» **Exercise prompt**: In the entries that follow, find the word "Normal" and report each line it is on.
---------- Records for the exercise
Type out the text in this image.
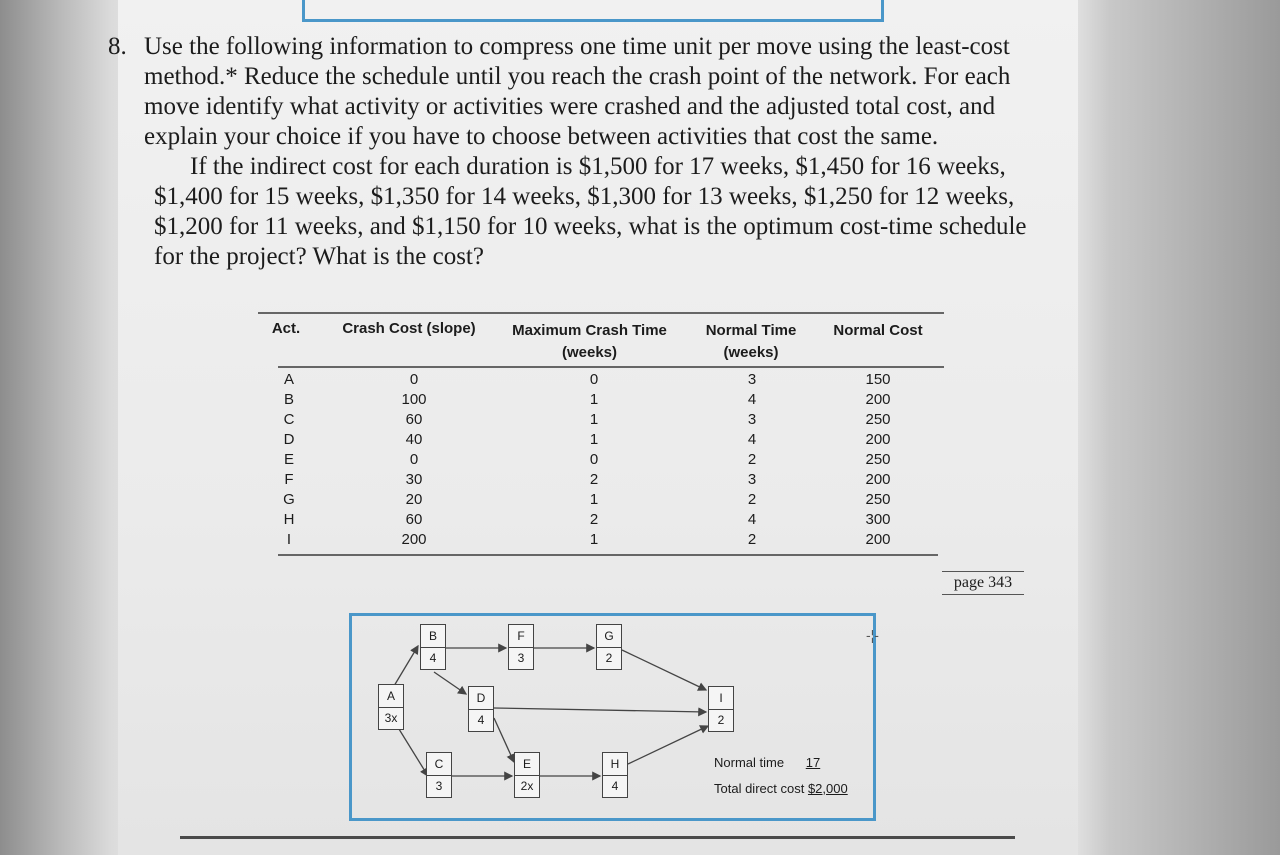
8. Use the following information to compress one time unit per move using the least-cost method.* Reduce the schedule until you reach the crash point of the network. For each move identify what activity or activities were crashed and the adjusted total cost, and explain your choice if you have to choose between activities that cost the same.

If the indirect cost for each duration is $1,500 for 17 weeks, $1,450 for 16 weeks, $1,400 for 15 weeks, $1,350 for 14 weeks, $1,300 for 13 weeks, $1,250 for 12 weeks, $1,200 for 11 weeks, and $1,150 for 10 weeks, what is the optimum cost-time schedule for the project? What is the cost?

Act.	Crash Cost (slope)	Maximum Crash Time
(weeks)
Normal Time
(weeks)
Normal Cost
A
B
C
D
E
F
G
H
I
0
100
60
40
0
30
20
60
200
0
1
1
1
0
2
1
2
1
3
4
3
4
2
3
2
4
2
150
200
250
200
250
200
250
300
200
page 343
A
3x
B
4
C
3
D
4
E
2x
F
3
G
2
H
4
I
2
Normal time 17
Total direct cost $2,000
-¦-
--------------------
» **Finished exercise**:
Normal Time
Normal Cost
Normal time 17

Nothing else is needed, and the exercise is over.